* **Extracted entries**:
"""
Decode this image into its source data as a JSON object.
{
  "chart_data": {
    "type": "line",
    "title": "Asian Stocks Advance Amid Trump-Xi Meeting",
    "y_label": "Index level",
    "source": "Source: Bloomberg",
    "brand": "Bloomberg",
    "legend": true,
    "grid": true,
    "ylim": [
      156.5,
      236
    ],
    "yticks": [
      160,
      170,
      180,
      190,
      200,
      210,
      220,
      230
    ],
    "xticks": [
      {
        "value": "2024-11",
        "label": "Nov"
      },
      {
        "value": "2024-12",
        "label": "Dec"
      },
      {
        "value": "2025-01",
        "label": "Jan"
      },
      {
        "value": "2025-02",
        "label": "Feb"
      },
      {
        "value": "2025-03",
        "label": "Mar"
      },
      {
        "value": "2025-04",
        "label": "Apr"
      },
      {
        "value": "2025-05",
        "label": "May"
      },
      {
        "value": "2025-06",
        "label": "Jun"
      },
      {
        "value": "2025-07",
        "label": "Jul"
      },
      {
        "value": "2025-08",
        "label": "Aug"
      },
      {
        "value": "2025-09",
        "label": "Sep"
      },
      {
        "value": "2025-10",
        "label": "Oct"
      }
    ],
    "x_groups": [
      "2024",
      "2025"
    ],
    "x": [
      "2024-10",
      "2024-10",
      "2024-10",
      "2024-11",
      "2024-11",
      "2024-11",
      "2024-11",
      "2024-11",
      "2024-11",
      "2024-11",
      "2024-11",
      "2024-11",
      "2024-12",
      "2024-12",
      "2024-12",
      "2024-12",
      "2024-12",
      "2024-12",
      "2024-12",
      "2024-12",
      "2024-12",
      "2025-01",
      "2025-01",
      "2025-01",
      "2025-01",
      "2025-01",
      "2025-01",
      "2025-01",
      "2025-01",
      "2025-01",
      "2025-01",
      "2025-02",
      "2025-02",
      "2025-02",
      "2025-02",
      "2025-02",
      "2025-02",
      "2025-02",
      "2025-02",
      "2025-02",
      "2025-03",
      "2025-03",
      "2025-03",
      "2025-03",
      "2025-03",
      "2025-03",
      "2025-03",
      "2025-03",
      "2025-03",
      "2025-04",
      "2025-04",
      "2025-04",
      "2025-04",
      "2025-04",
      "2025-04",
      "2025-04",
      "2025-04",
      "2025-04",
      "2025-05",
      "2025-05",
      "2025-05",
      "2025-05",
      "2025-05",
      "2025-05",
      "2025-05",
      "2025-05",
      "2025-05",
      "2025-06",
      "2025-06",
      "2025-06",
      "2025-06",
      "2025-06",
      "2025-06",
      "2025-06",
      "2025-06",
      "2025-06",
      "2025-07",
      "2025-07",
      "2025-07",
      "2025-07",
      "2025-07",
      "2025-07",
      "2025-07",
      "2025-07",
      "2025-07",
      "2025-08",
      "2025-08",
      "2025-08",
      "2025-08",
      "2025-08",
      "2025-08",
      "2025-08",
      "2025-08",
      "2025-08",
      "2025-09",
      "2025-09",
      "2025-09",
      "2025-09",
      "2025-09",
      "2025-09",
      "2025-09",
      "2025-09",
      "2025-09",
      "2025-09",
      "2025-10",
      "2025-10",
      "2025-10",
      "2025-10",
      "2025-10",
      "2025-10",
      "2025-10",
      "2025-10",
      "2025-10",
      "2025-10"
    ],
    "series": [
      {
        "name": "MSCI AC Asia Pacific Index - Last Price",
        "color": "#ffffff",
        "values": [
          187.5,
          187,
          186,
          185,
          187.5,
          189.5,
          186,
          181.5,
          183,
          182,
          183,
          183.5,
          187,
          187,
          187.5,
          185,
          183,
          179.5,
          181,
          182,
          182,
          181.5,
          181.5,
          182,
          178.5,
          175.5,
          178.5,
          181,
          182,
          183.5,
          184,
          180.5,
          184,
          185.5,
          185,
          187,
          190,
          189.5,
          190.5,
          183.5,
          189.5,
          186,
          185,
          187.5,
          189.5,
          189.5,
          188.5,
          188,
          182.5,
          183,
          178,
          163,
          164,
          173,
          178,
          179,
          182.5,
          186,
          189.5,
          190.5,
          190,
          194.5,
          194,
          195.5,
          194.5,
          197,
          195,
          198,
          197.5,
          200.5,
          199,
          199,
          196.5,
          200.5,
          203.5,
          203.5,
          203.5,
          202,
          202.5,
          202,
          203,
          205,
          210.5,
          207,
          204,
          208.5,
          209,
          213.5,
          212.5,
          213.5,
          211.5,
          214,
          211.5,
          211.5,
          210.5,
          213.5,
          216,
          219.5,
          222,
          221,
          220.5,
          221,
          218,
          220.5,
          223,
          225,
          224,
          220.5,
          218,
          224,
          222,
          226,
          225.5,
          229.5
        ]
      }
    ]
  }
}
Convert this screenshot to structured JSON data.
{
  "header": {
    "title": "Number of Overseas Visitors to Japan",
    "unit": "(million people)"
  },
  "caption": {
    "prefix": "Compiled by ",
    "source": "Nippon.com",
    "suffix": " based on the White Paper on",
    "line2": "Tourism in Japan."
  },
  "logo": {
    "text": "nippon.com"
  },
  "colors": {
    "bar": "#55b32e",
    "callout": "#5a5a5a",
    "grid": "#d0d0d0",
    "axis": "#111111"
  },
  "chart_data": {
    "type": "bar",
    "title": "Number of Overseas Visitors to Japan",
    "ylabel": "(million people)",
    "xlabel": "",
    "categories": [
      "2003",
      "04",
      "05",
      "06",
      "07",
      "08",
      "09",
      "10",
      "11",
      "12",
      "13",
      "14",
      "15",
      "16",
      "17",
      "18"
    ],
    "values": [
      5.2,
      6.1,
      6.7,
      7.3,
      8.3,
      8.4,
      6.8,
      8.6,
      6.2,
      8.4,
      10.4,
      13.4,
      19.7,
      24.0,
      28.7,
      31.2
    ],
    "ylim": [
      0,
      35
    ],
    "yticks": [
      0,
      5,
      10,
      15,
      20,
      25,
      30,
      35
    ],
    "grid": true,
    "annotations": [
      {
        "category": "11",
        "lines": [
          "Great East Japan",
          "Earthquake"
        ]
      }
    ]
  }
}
"""
* **Exercise brief**: Filter out every line that lacks the word "people", and copy the rest.

* **Expected answer**:
    "unit": "(million people)"
    "ylabel": "(million people)",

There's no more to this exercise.